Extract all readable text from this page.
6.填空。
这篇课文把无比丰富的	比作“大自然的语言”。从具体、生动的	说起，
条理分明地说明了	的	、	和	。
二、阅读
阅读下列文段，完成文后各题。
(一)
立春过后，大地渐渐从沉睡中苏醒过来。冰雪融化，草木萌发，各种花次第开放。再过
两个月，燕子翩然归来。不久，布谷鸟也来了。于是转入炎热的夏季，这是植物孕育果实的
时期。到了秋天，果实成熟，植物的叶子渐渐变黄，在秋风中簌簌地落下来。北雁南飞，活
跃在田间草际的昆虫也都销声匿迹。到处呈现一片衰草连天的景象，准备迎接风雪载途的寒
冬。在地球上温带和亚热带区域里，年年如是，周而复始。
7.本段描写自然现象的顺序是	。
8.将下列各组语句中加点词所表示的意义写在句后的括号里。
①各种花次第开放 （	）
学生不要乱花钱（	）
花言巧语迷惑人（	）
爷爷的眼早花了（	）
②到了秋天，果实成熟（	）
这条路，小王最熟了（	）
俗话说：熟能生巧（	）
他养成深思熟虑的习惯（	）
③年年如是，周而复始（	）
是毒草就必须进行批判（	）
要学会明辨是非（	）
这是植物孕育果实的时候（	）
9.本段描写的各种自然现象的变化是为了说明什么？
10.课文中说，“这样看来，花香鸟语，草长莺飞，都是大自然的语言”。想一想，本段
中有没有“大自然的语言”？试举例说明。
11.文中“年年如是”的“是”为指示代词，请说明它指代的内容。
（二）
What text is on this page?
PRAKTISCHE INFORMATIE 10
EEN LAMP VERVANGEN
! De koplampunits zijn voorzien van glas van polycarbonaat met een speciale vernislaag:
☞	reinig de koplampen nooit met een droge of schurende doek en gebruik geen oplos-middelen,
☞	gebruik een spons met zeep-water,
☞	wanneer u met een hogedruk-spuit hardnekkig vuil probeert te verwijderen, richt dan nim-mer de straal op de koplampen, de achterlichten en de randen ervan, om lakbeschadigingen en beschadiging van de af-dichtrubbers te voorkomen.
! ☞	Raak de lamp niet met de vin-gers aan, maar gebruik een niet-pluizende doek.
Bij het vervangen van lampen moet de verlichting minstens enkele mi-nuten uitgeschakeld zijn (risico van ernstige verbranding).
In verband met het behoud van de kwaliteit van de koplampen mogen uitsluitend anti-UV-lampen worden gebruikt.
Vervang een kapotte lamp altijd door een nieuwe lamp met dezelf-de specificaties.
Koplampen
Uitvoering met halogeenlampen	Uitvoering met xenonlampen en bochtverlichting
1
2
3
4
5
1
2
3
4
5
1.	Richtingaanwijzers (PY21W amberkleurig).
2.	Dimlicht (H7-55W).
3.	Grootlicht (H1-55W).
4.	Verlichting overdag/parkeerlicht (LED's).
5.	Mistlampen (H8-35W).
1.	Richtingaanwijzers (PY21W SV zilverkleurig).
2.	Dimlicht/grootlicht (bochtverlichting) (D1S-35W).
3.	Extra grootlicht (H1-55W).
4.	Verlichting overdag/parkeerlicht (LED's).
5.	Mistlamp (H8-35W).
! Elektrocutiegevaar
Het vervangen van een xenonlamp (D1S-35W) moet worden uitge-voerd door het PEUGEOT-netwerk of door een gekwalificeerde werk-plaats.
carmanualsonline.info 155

+ + + + + + +

Objective :: Only the number is wanted: how many lines in the data include the word "果实成熟"?

Final result :: 2